▶ **Dataset records of page text**:
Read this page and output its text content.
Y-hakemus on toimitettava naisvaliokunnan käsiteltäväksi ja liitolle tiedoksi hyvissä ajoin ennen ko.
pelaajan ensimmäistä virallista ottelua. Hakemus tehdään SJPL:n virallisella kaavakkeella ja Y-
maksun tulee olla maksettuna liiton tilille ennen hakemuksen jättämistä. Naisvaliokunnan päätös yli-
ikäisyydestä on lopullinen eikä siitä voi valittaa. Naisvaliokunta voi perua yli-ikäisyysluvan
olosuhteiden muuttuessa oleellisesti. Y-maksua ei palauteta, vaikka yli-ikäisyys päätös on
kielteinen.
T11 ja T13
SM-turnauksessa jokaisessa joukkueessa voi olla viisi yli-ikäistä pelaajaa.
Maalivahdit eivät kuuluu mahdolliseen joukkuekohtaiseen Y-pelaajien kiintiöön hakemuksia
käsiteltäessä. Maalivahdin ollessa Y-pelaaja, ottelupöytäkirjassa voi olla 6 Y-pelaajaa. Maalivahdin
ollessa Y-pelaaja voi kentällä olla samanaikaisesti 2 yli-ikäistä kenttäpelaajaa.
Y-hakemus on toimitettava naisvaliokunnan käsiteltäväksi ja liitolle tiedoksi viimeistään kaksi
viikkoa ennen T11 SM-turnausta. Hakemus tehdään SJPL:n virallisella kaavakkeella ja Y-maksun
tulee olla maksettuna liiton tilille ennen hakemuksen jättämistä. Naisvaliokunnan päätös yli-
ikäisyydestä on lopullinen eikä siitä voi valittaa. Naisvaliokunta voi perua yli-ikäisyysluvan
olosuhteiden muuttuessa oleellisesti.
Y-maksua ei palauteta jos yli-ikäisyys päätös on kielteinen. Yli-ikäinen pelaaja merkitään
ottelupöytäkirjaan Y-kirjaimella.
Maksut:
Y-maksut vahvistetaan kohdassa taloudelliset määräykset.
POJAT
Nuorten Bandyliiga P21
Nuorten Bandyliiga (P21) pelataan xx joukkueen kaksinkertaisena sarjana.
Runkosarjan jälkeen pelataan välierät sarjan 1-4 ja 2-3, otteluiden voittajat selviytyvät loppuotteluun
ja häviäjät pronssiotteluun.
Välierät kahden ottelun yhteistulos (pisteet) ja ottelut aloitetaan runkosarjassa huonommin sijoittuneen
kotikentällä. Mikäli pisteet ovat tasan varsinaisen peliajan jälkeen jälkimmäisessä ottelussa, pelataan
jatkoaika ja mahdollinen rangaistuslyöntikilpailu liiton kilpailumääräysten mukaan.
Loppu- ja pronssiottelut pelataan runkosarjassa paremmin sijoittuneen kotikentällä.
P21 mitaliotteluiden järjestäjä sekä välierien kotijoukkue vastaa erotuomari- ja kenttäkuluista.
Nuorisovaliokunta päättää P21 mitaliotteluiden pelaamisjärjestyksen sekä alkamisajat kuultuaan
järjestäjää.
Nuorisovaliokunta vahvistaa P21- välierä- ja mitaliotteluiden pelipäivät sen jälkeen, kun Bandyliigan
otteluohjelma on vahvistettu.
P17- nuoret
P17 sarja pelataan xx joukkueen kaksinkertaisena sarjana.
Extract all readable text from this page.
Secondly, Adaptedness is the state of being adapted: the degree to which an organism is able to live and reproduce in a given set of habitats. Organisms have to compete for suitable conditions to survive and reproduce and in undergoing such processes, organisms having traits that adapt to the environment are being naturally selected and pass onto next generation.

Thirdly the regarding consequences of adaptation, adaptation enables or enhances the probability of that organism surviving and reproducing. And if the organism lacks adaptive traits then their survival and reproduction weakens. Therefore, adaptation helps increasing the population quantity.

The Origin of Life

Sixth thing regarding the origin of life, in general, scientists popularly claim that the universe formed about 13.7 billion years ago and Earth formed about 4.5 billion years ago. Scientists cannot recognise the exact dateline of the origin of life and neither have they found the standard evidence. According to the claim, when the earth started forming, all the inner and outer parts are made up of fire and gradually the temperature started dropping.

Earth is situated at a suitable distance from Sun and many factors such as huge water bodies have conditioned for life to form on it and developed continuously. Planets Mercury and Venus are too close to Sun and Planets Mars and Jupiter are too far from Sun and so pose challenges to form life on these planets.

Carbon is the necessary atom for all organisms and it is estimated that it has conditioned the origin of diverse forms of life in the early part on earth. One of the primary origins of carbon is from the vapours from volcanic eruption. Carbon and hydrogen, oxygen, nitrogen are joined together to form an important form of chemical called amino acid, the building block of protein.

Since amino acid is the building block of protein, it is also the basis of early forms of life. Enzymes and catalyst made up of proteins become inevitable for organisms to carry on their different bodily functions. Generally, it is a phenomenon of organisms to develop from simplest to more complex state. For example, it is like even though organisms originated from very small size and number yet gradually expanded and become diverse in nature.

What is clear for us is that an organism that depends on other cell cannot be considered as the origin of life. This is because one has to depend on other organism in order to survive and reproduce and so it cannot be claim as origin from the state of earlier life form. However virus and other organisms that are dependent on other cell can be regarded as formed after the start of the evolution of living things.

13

▶ **Work instructions**:
Reproduce each record shown above without altering a single word.

▶ **Response area**:
Read this page and output its text content.
Y-hakemus on toimitettava naisvaliokunnan käsiteltäväksi ja liitolle tiedoksi hyvissä ajoin ennen ko.
pelaajan ensimmäistä virallista ottelua. Hakemus tehdään SJPL:n virallisella kaavakkeella ja Y-
maksun tulee olla maksettuna liiton tilille ennen hakemuksen jättämistä. Naisvaliokunnan päätös yli-
ikäisyydestä on lopullinen eikä siitä voi valittaa. Naisvaliokunta voi perua yli-ikäisyysluvan
olosuhteiden muuttuessa oleellisesti. Y-maksua ei palauteta, vaikka yli-ikäisyys päätös on
kielteinen.
T11 ja T13
SM-turnauksessa jokaisessa joukkueessa voi olla viisi yli-ikäistä pelaajaa.
Maalivahdit eivät kuuluu mahdolliseen joukkuekohtaiseen Y-pelaajien kiintiöön hakemuksia
käsiteltäessä. Maalivahdin ollessa Y-pelaaja, ottelupöytäkirjassa voi olla 6 Y-pelaajaa. Maalivahdin
ollessa Y-pelaaja voi kentällä olla samanaikaisesti 2 yli-ikäistä kenttäpelaajaa.
Y-hakemus on toimitettava naisvaliokunnan käsiteltäväksi ja liitolle tiedoksi viimeistään kaksi
viikkoa ennen T11 SM-turnausta. Hakemus tehdään SJPL:n virallisella kaavakkeella ja Y-maksun
tulee olla maksettuna liiton tilille ennen hakemuksen jättämistä. Naisvaliokunnan päätös yli-
ikäisyydestä on lopullinen eikä siitä voi valittaa. Naisvaliokunta voi perua yli-ikäisyysluvan
olosuhteiden muuttuessa oleellisesti.
Y-maksua ei palauteta jos yli-ikäisyys päätös on kielteinen. Yli-ikäinen pelaaja merkitään
ottelupöytäkirjaan Y-kirjaimella.
Maksut:
Y-maksut vahvistetaan kohdassa taloudelliset määräykset.
POJAT
Nuorten Bandyliiga P21
Nuorten Bandyliiga (P21) pelataan xx joukkueen kaksinkertaisena sarjana.
Runkosarjan jälkeen pelataan välierät sarjan 1-4 ja 2-3, otteluiden voittajat selviytyvät loppuotteluun
ja häviäjät pronssiotteluun.
Välierät kahden ottelun yhteistulos (pisteet) ja ottelut aloitetaan runkosarjassa huonommin sijoittuneen
kotikentällä. Mikäli pisteet ovat tasan varsinaisen peliajan jälkeen jälkimmäisessä ottelussa, pelataan
jatkoaika ja mahdollinen rangaistuslyöntikilpailu liiton kilpailumääräysten mukaan.
Loppu- ja pronssiottelut pelataan runkosarjassa paremmin sijoittuneen kotikentällä.
P21 mitaliotteluiden järjestäjä sekä välierien kotijoukkue vastaa erotuomari- ja kenttäkuluista.
Nuorisovaliokunta päättää P21 mitaliotteluiden pelaamisjärjestyksen sekä alkamisajat kuultuaan
järjestäjää.
Nuorisovaliokunta vahvistaa P21- välierä- ja mitaliotteluiden pelipäivät sen jälkeen, kun Bandyliigan
otteluohjelma on vahvistettu.
P17- nuoret
P17 sarja pelataan xx joukkueen kaksinkertaisena sarjana.
Extract all readable text from this page.
Secondly, Adaptedness is the state of being adapted: the degree to which an organism is able to live and reproduce in a given set of habitats. Organisms have to compete for suitable conditions to survive and reproduce and in undergoing such processes, organisms having traits that adapt to the environment are being naturally selected and pass onto next generation.

Thirdly the regarding consequences of adaptation, adaptation enables or enhances the probability of that organism surviving and reproducing. And if the organism lacks adaptive traits then their survival and reproduction weakens. Therefore, adaptation helps increasing the population quantity.

The Origin of Life

Sixth thing regarding the origin of life, in general, scientists popularly claim that the universe formed about 13.7 billion years ago and Earth formed about 4.5 billion years ago. Scientists cannot recognise the exact dateline of the origin of life and neither have they found the standard evidence. According to the claim, when the earth started forming, all the inner and outer parts are made up of fire and gradually the temperature started dropping.

Earth is situated at a suitable distance from Sun and many factors such as huge water bodies have conditioned for life to form on it and developed continuously. Planets Mercury and Venus are too close to Sun and Planets Mars and Jupiter are too far from Sun and so pose challenges to form life on these planets.

Carbon is the necessary atom for all organisms and it is estimated that it has conditioned the origin of diverse forms of life in the early part on earth. One of the primary origins of carbon is from the vapours from volcanic eruption. Carbon and hydrogen, oxygen, nitrogen are joined together to form an important form of chemical called amino acid, the building block of protein.

Since amino acid is the building block of protein, it is also the basis of early forms of life. Enzymes and catalyst made up of proteins become inevitable for organisms to carry on their different bodily functions. Generally, it is a phenomenon of organisms to develop from simplest to more complex state. For example, it is like even though organisms originated from very small size and number yet gradually expanded and become diverse in nature.

What is clear for us is that an organism that depends on other cell cannot be considered as the origin of life. This is because one has to depend on other organism in order to survive and reproduce and so it cannot be claim as origin from the state of earlier life form. However virus and other organisms that are dependent on other cell can be regarded as formed after the start of the evolution of living things.

13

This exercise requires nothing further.